> **What is needed**:
Restate each line word for word. Leave out every picture.

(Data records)
──────────
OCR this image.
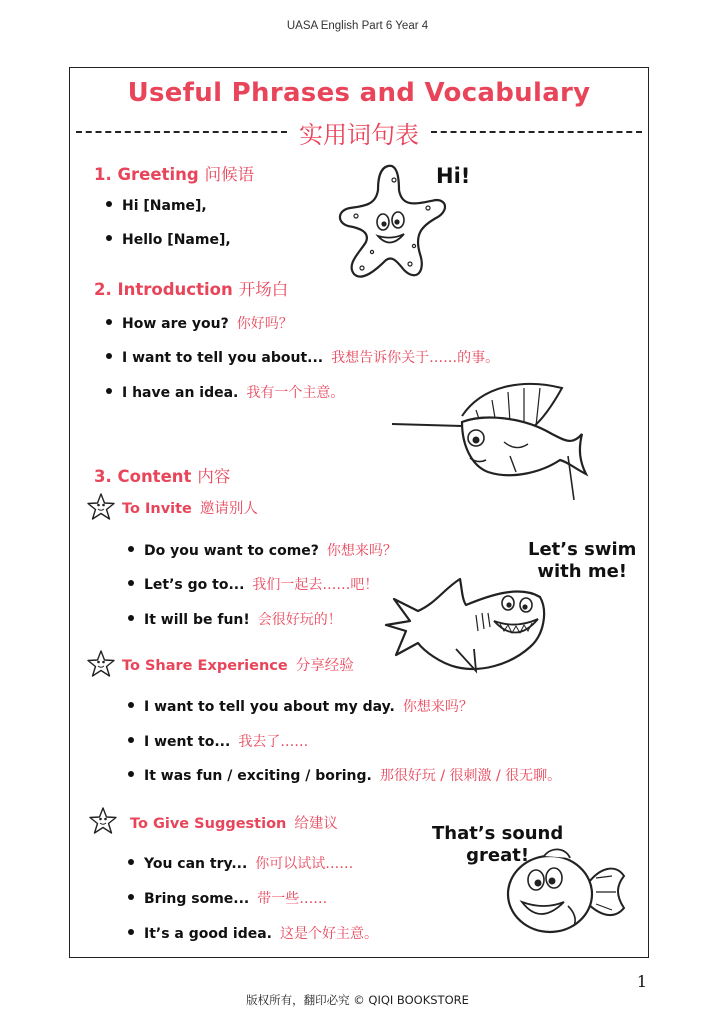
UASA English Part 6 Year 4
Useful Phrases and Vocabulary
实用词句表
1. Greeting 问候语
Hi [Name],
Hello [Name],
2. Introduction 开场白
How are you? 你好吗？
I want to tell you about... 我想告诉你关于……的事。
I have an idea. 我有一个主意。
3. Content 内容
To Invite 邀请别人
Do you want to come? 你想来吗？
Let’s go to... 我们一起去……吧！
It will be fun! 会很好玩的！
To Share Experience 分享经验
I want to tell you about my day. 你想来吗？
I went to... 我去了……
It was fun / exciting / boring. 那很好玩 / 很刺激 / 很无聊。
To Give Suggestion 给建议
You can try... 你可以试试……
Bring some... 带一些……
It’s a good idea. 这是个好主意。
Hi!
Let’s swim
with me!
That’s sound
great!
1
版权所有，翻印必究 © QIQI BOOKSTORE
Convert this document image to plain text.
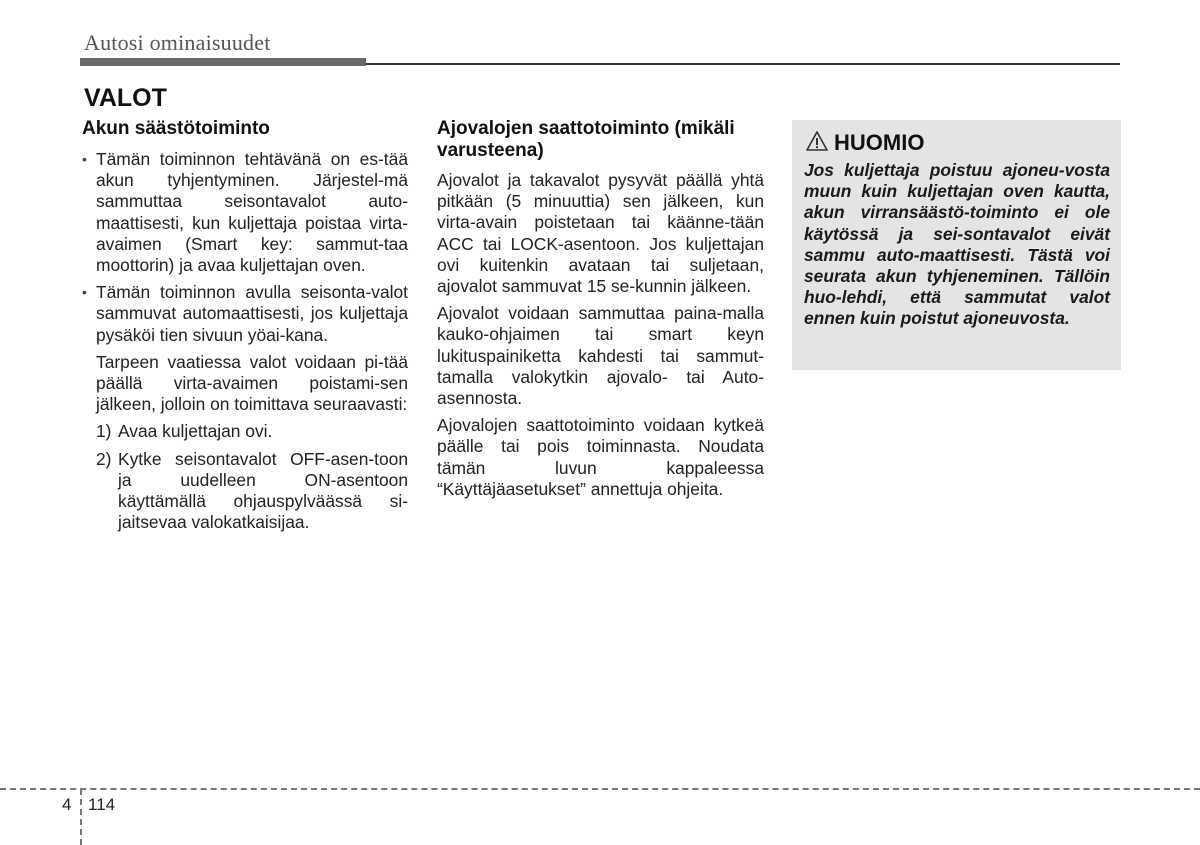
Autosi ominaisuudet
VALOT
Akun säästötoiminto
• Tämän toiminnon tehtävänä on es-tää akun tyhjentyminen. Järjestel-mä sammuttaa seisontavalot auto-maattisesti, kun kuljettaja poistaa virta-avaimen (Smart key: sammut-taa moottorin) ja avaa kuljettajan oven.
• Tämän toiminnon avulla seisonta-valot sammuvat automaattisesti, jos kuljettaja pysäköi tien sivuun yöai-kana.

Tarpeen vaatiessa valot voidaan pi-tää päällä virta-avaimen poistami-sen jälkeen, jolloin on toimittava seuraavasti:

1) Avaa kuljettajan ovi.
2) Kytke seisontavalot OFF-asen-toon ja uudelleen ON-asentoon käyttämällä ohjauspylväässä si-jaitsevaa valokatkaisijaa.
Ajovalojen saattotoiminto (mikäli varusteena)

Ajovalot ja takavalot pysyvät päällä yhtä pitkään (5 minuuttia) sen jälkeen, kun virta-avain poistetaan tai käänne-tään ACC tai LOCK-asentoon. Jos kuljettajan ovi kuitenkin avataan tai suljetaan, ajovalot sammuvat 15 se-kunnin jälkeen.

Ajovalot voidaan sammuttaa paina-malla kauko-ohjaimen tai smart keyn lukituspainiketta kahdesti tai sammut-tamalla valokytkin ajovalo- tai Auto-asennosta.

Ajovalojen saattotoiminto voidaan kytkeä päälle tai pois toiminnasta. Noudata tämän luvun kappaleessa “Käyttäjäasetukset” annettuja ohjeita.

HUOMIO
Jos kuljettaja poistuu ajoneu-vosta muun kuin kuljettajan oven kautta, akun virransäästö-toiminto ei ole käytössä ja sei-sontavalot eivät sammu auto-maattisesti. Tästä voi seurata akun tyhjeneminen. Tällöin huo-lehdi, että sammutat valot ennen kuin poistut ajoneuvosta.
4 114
──────────
> **Exercise answer**:
OCR this image.
UASA English Part 6 Year 4
Useful Phrases and Vocabulary
实用词句表
1. Greeting 问候语
Hi [Name],
Hello [Name],
2. Introduction 开场白
How are you? 你好吗？
I want to tell you about... 我想告诉你关于……的事。
I have an idea. 我有一个主意。
3. Content 内容
To Invite 邀请别人
Do you want to come? 你想来吗？
Let’s go to... 我们一起去……吧！
It will be fun! 会很好玩的！
To Share Experience 分享经验
I want to tell you about my day. 你想来吗？
I went to... 我去了……
It was fun / exciting / boring. 那很好玩 / 很刺激 / 很无聊。
To Give Suggestion 给建议
You can try... 你可以试试……
Bring some... 带一些……
It’s a good idea. 这是个好主意。
Hi!
Let’s swim
with me!
That’s sound
great!
1
版权所有，翻印必究 © QIQI BOOKSTORE
Convert this document image to plain text.
Autosi ominaisuudet
VALOT
Akun säästötoiminto
• Tämän toiminnon tehtävänä on es-tää akun tyhjentyminen. Järjestel-mä sammuttaa seisontavalot auto-maattisesti, kun kuljettaja poistaa virta-avaimen (Smart key: sammut-taa moottorin) ja avaa kuljettajan oven.
• Tämän toiminnon avulla seisonta-valot sammuvat automaattisesti, jos kuljettaja pysäköi tien sivuun yöai-kana.

Tarpeen vaatiessa valot voidaan pi-tää päällä virta-avaimen poistami-sen jälkeen, jolloin on toimittava seuraavasti:

1) Avaa kuljettajan ovi.
2) Kytke seisontavalot OFF-asen-toon ja uudelleen ON-asentoon käyttämällä ohjauspylväässä si-jaitsevaa valokatkaisijaa.
Ajovalojen saattotoiminto (mikäli varusteena)

Ajovalot ja takavalot pysyvät päällä yhtä pitkään (5 minuuttia) sen jälkeen, kun virta-avain poistetaan tai käänne-tään ACC tai LOCK-asentoon. Jos kuljettajan ovi kuitenkin avataan tai suljetaan, ajovalot sammuvat 15 se-kunnin jälkeen.

Ajovalot voidaan sammuttaa paina-malla kauko-ohjaimen tai smart keyn lukituspainiketta kahdesti tai sammut-tamalla valokytkin ajovalo- tai Auto-asennosta.

Ajovalojen saattotoiminto voidaan kytkeä päälle tai pois toiminnasta. Noudata tämän luvun kappaleessa “Käyttäjäasetukset” annettuja ohjeita.

HUOMIO
Jos kuljettaja poistuu ajoneu-vosta muun kuin kuljettajan oven kautta, akun virransäästö-toiminto ei ole käytössä ja sei-sontavalot eivät sammu auto-maattisesti. Tästä voi seurata akun tyhjeneminen. Tällöin huo-lehdi, että sammutat valot ennen kuin poistut ajoneuvosta.
4 114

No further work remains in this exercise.